» Problem to work on
Count the lines below that contain "oficialmente". Give only the number.

» Records for this task
※ ※ ※

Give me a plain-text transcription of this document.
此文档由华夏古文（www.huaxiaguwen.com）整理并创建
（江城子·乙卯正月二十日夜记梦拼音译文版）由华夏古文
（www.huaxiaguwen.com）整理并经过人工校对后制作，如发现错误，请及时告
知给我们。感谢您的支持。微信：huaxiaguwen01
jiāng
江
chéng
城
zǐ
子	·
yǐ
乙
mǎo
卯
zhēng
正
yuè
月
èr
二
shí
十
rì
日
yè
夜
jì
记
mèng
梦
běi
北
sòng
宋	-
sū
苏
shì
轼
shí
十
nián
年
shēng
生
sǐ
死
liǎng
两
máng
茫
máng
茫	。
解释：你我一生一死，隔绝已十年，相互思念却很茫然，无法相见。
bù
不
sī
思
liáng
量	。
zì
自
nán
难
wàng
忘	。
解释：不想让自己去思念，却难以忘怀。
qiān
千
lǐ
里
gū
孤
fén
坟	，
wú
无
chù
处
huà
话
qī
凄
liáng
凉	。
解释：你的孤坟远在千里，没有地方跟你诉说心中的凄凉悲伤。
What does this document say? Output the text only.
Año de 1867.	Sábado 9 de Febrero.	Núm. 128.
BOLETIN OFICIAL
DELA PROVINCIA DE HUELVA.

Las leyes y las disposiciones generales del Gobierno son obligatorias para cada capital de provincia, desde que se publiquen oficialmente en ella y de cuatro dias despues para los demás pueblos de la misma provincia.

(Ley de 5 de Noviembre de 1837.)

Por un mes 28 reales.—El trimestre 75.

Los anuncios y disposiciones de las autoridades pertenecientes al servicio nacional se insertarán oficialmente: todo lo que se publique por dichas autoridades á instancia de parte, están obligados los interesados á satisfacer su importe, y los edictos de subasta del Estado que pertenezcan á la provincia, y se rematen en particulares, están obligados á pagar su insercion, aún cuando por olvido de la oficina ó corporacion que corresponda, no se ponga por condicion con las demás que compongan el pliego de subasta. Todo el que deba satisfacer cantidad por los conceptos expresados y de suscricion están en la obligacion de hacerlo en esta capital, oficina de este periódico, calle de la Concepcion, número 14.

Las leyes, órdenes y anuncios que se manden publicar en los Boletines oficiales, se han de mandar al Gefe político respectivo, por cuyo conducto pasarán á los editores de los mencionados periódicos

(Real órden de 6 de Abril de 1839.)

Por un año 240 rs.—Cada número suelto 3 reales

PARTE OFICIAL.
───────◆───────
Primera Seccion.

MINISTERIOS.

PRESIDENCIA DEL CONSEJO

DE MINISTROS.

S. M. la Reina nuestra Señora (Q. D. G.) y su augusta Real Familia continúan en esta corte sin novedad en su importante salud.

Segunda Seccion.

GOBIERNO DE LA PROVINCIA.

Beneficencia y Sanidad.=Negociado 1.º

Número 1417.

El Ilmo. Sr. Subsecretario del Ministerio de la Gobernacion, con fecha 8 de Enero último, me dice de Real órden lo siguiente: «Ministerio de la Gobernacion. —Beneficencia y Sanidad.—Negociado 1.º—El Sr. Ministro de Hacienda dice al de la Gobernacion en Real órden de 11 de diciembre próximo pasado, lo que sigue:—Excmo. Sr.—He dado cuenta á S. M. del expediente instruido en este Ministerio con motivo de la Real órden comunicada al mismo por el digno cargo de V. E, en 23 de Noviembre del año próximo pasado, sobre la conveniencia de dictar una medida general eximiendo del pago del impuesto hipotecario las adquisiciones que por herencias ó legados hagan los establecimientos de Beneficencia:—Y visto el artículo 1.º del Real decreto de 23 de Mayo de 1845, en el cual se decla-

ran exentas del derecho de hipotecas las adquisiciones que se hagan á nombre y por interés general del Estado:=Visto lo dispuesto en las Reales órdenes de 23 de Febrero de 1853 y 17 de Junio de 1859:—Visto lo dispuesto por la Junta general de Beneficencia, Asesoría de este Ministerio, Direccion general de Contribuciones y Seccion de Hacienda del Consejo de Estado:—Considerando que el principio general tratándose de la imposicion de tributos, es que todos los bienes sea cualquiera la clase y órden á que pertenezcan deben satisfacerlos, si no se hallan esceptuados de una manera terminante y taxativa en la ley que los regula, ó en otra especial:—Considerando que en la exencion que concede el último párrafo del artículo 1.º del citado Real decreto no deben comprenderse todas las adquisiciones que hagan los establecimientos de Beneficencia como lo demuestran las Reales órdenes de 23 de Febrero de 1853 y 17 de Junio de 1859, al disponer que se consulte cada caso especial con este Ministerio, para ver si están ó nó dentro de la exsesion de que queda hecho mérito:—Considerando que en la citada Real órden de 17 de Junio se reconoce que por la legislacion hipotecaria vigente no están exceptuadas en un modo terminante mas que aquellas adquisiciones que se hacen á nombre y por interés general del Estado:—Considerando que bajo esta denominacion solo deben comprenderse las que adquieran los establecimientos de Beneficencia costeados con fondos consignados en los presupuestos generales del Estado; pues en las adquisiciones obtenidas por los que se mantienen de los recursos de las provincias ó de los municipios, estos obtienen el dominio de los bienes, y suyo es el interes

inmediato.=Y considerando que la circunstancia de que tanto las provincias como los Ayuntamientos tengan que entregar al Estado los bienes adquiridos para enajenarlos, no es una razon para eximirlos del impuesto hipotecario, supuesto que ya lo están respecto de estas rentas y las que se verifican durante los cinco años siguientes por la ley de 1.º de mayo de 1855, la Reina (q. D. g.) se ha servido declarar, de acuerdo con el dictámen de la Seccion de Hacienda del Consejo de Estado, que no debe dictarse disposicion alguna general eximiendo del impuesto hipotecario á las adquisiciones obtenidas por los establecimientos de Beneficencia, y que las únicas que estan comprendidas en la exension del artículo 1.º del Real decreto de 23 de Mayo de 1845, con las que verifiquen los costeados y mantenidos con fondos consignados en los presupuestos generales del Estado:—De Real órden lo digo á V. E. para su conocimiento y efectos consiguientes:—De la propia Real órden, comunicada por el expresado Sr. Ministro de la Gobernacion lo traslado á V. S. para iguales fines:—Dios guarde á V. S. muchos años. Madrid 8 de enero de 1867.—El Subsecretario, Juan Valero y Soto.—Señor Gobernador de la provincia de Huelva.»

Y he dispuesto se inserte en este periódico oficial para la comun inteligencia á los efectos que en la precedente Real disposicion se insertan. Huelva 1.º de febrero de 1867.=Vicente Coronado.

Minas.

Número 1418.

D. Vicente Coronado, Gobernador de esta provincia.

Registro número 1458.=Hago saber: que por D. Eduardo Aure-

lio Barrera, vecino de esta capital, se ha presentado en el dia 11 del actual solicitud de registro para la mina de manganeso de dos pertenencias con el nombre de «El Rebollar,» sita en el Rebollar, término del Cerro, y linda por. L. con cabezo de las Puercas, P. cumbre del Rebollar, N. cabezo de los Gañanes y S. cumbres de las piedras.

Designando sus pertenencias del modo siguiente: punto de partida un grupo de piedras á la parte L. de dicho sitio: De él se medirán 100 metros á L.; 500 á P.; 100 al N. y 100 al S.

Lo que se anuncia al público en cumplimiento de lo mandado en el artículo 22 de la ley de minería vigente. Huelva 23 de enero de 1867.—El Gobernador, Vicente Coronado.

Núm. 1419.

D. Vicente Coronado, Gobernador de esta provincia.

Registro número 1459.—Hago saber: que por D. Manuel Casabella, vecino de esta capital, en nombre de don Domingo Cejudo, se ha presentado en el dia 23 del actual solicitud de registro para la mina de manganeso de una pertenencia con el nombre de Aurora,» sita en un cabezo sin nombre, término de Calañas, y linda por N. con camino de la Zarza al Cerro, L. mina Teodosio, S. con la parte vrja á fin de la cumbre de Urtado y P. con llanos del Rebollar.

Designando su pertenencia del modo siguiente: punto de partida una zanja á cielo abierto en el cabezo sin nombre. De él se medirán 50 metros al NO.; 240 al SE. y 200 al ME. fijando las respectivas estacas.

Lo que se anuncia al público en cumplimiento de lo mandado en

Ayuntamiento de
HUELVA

※ ※ ※

» Result for this exercise
2